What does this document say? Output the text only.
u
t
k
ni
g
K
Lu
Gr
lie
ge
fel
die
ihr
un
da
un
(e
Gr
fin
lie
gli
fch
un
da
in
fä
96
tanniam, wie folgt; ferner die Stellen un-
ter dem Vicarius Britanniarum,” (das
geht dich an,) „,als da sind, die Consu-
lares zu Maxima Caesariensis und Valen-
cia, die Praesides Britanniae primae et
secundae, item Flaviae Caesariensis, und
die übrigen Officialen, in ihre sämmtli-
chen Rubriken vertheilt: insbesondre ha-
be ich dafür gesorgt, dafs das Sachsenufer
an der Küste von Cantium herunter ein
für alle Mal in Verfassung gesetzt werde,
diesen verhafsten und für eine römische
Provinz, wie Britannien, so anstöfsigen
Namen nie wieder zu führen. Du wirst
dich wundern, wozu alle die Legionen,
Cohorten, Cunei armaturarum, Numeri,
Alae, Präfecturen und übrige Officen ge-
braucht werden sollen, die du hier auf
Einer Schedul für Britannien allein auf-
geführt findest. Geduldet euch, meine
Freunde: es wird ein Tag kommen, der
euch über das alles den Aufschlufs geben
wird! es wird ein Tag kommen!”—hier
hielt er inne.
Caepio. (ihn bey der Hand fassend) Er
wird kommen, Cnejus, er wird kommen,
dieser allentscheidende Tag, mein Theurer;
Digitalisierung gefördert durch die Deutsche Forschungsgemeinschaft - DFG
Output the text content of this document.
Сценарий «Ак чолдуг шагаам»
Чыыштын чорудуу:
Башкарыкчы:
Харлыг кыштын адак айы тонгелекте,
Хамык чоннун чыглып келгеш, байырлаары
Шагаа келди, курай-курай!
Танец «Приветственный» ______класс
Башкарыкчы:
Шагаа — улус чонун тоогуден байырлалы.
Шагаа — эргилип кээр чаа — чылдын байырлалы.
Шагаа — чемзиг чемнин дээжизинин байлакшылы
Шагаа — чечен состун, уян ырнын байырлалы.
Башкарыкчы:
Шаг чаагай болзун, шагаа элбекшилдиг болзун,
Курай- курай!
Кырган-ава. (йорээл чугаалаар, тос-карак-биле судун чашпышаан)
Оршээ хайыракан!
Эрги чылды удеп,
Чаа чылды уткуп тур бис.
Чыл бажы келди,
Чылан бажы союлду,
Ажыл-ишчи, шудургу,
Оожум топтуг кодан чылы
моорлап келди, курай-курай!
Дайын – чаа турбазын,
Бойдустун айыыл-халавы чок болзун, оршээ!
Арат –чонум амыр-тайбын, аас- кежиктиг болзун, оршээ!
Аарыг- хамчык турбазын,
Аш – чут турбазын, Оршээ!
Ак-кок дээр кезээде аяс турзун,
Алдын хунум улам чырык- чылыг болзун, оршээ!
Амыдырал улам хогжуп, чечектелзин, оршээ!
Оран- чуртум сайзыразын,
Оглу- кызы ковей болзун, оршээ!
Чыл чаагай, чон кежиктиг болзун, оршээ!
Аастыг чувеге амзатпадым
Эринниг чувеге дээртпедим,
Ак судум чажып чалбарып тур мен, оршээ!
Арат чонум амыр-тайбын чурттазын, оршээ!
★ ★ ★ ★
To do: Copy out each line of the entries that holds "чонум".

Solution for this problem:
Арат –чонум амыр-тайбын, аас- кежиктиг болзун, оршээ!
Арат чонум амыр-тайбын чурттазын, оршээ!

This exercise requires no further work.